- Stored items
++++++++++++++++++++

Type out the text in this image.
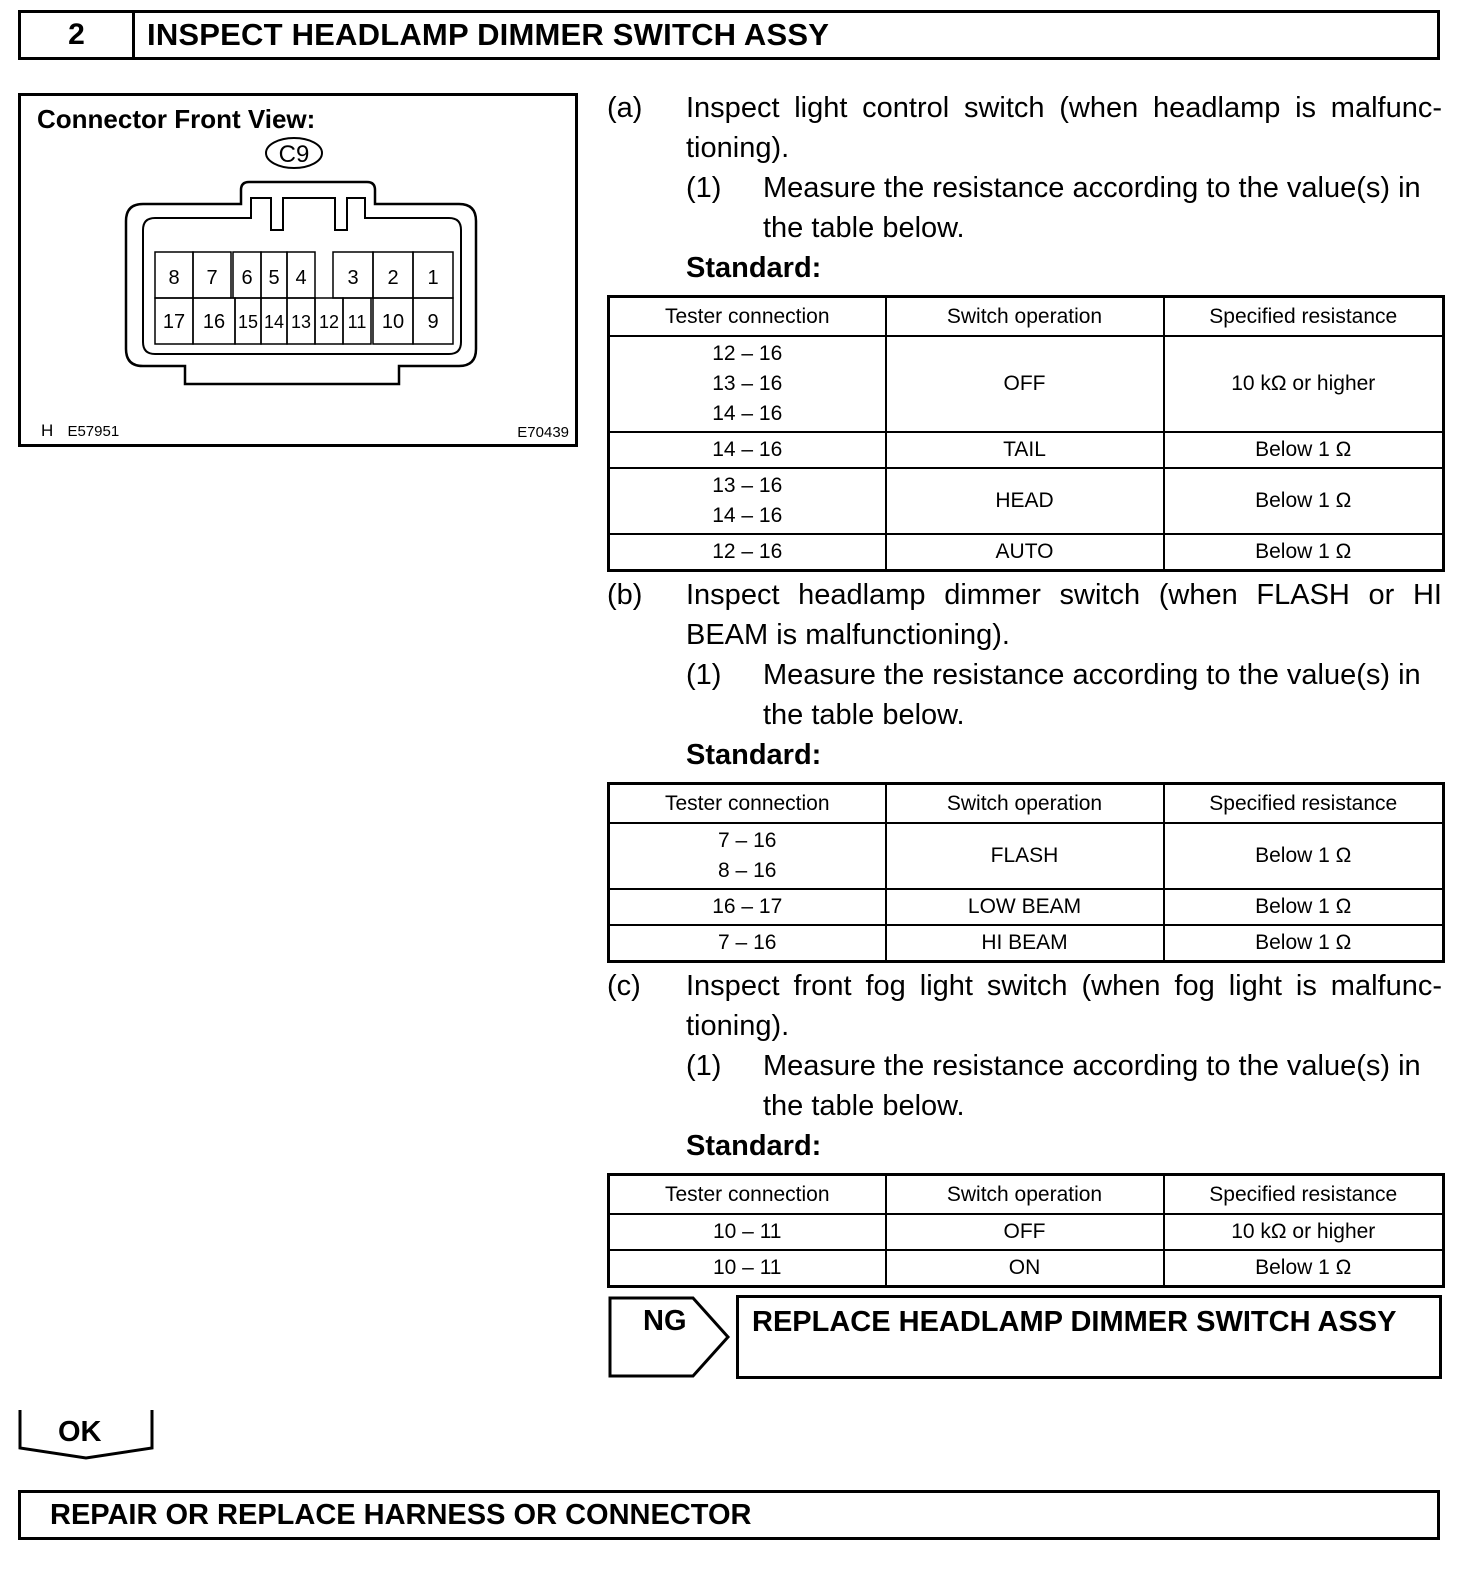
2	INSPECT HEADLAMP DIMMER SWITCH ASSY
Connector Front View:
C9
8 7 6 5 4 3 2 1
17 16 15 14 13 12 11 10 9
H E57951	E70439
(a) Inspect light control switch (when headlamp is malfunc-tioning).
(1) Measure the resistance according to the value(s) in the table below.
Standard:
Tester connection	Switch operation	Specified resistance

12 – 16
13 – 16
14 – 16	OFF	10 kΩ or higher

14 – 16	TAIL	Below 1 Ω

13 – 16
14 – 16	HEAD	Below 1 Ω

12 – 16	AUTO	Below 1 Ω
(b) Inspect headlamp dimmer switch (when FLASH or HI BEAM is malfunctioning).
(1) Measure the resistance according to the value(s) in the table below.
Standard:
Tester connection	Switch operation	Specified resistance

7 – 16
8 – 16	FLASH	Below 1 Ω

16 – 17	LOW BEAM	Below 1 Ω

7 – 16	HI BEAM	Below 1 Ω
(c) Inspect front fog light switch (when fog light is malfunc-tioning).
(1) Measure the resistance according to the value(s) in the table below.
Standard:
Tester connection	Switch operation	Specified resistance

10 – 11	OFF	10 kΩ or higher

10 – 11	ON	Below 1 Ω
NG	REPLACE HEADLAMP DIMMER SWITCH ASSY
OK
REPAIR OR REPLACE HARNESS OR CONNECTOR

++++++++++++++++++++

- Short exercise
Using the material above, count the lines containing the word "when". Reply with the number alone.

- Complete response
3